SET TASK: Extend the guide on choosing verbs for essay claims, starting right after its final sentence.

QUOTED TEXT:
Words That Show Your Point Without Sounding Pushy
Some essays need a firm voice. Others need a careful one. Either way, your verbs carry the weight. Pick verbs that match how strong your evidence is.
Strong Claim Verbs
Use these when your sources line up and your reasoning is steady.
- argues
- demonstrates
- establishes
- confirms
- reveals
Careful Claim Verbs
Use these when your evidence points in a direction but doesn’t prove a universal rule.
- suggests
- indicates
- implies
- points to
- raises the idea that
Match Your Verb To Your Proof
If you cite one study, “suggests” often fits better than “proves.” If you cite a clear set of results across sources, you can move up to “demonstrates.” That small choice keeps your paper honest.
Words That Link Evidence To Your Claim
Many students drop a quote and move on. That leaves the reader doing the work. Your job is to explain why the proof matters and how it ties back to your point.

INFORMATION SUPPLIED:
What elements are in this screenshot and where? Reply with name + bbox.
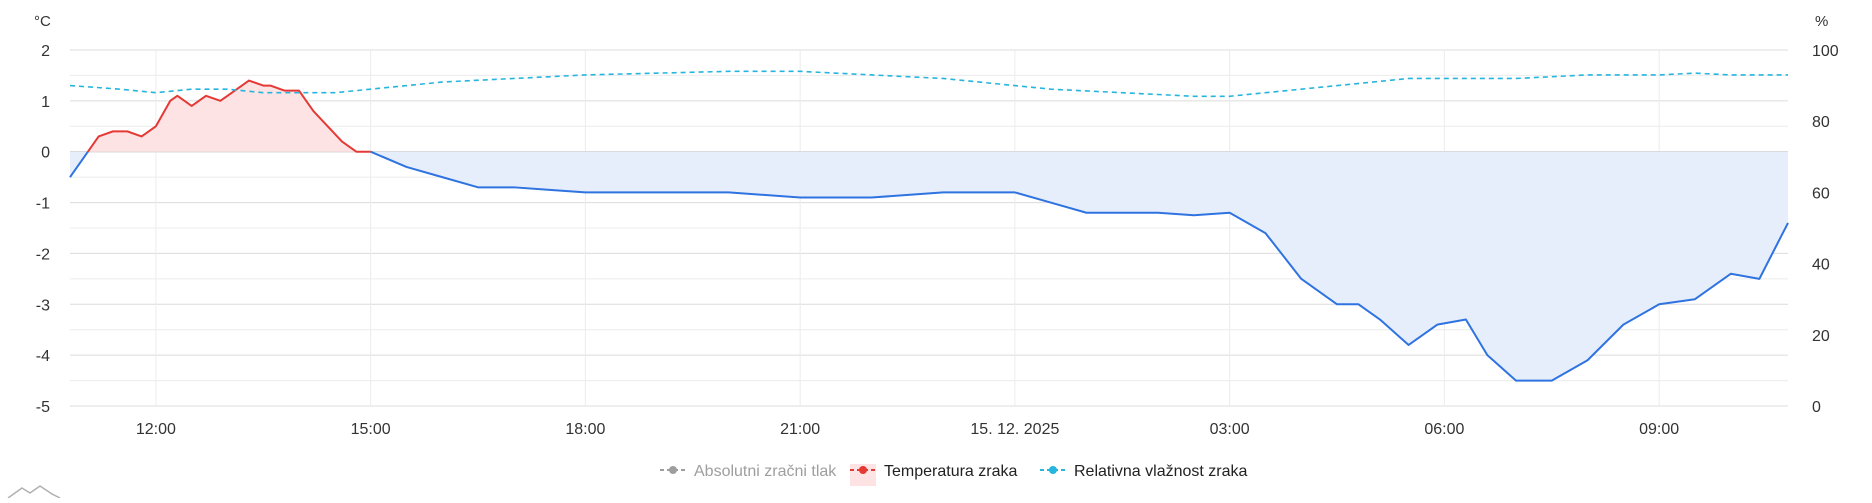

RESULT OF THE TASK:
Words That Introduce Evidence
- According to the report …
- The survey found that …
- The results show that …
- The author writes that …
Words That Explain Evidence
After the proof, add one line that turns “quote” into “meaning.” Try these starters:
- This suggests …
- This indicates …
- This points to …
- This helps explain …
Words That Tie Back To The Thesis
When you end a paragraph, link your proof back to the main claim so your essay feels like one piece, not a stack of notes.
- This connects to the thesis by …
- This reinforces the idea that …
- Taken together, this points to …
If you want a deeper breakdown of word-level clarity and revision choices, UNC’s Writing Center has a solid handout on word choice.
Words That Compare Ideas And Build A Line Of Reasoning
Comparison writing shows up everywhere: literature essays, history papers, science explanations, even business prompts. The trick is to name the relationship between two ideas so the reader doesn’t guess.
Words For Similarity
- in the same way
- likewise
- similarly
- both
- share
Words For Difference
Some classic “contrast” terms are common in textbooks. Your draft can stay clear with plain options.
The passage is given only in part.